Dataset items
########################################

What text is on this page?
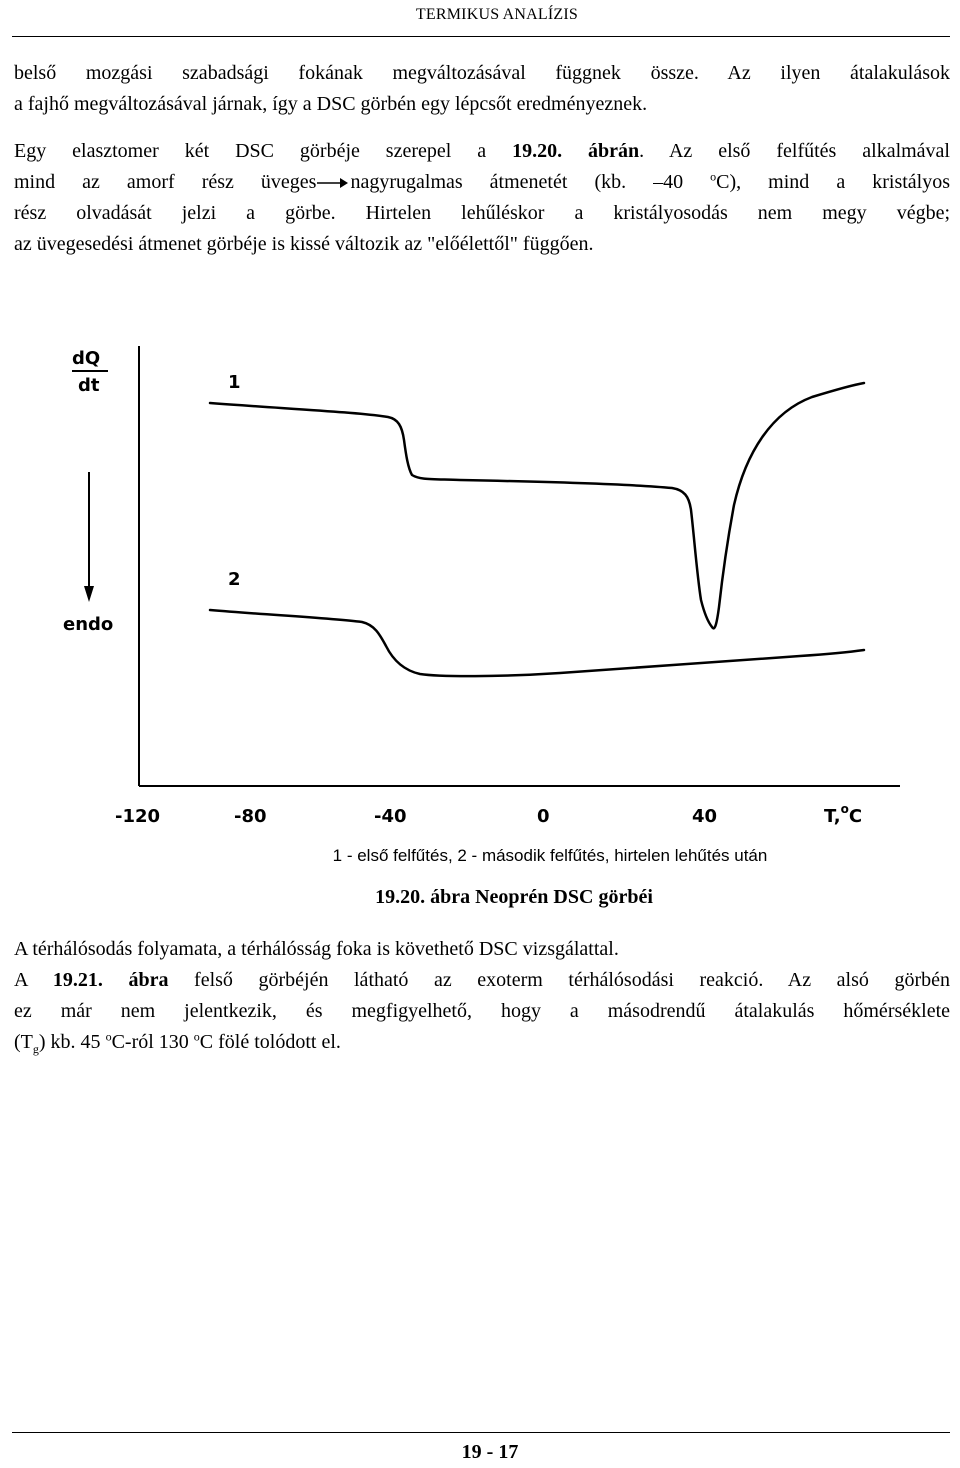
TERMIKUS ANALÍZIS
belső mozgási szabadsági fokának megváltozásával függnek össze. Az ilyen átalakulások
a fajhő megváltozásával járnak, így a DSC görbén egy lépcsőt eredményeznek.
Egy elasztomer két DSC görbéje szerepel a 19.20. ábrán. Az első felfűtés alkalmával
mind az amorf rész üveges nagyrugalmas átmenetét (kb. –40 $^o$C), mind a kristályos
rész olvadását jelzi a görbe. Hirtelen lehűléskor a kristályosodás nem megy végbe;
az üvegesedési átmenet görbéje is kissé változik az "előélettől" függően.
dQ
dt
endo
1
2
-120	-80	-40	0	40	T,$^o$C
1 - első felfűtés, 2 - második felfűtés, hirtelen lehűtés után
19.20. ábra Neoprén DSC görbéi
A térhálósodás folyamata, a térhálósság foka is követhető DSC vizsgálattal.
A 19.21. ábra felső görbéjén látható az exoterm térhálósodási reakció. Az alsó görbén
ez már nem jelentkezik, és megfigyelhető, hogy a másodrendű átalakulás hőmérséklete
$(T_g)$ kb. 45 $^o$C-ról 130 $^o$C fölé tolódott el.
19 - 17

########################################

What is expected
Return each line of the data, keeping its wording exact and omitting pictures.

Solution
What text is on this page?
TERMIKUS ANALÍZIS
belső mozgási szabadsági fokának megváltozásával függnek össze. Az ilyen átalakulások
a fajhő megváltozásával járnak, így a DSC görbén egy lépcsőt eredményeznek.
Egy elasztomer két DSC görbéje szerepel a 19.20. ábrán. Az első felfűtés alkalmával
mind az amorf rész üveges nagyrugalmas átmenetét (kb. –40 $^o$C), mind a kristályos
rész olvadását jelzi a görbe. Hirtelen lehűléskor a kristályosodás nem megy végbe;
az üvegesedési átmenet görbéje is kissé változik az "előélettől" függően.
dQ
dt
endo
1
2
-120	-80	-40	0	40	T,$^o$C
1 - első felfűtés, 2 - második felfűtés, hirtelen lehűtés után
19.20. ábra Neoprén DSC görbéi
A térhálósodás folyamata, a térhálósság foka is követhető DSC vizsgálattal.
A 19.21. ábra felső görbéjén látható az exoterm térhálósodási reakció. Az alsó görbén
ez már nem jelentkezik, és megfigyelhető, hogy a másodrendű átalakulás hőmérséklete
$(T_g)$ kb. 45 $^o$C-ról 130 $^o$C fölé tolódott el.
19 - 17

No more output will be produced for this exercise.